▸ **Data to use**
(begin)

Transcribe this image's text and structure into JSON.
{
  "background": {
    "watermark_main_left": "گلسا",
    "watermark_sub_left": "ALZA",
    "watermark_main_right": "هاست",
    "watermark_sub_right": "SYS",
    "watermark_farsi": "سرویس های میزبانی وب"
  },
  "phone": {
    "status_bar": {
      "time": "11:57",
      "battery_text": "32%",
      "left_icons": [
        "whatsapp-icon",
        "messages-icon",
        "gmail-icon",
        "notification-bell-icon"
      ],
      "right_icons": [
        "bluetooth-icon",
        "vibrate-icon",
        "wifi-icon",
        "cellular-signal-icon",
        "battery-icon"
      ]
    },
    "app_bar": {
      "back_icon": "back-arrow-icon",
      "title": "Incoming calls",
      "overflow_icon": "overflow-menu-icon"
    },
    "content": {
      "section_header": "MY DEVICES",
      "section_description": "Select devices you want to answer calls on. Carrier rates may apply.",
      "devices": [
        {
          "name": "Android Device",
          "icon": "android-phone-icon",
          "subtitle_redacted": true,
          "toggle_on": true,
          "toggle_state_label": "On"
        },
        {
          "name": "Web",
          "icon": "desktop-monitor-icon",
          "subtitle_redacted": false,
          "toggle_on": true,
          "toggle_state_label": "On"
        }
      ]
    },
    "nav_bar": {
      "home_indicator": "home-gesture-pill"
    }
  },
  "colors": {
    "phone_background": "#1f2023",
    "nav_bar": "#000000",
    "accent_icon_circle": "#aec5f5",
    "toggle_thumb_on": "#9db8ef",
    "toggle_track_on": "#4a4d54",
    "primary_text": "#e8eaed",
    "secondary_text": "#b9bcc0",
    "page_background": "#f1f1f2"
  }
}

(end)

▸ **Exercise goal**
Reproduce each entry above exactly, keeping every word.

▸ **Correct result**
Transcribe this image's text and structure into JSON.
{
  "background": {
    "watermark_main_left": "گلسا",
    "watermark_sub_left": "ALZA",
    "watermark_main_right": "هاست",
    "watermark_sub_right": "SYS",
    "watermark_farsi": "سرویس های میزبانی وب"
  },
  "phone": {
    "status_bar": {
      "time": "11:57",
      "battery_text": "32%",
      "left_icons": [
        "whatsapp-icon",
        "messages-icon",
        "gmail-icon",
        "notification-bell-icon"
      ],
      "right_icons": [
        "bluetooth-icon",
        "vibrate-icon",
        "wifi-icon",
        "cellular-signal-icon",
        "battery-icon"
      ]
    },
    "app_bar": {
      "back_icon": "back-arrow-icon",
      "title": "Incoming calls",
      "overflow_icon": "overflow-menu-icon"
    },
    "content": {
      "section_header": "MY DEVICES",
      "section_description": "Select devices you want to answer calls on. Carrier rates may apply.",
      "devices": [
        {
          "name": "Android Device",
          "icon": "android-phone-icon",
          "subtitle_redacted": true,
          "toggle_on": true,
          "toggle_state_label": "On"
        },
        {
          "name": "Web",
          "icon": "desktop-monitor-icon",
          "subtitle_redacted": false,
          "toggle_on": true,
          "toggle_state_label": "On"
        }
      ]
    },
    "nav_bar": {
      "home_indicator": "home-gesture-pill"
    }
  },
  "colors": {
    "phone_background": "#1f2023",
    "nav_bar": "#000000",
    "accent_icon_circle": "#aec5f5",
    "toggle_thumb_on": "#9db8ef",
    "toggle_track_on": "#4a4d54",
    "primary_text": "#e8eaed",
    "secondary_text": "#b9bcc0",
    "page_background": "#f1f1f2"
  }
}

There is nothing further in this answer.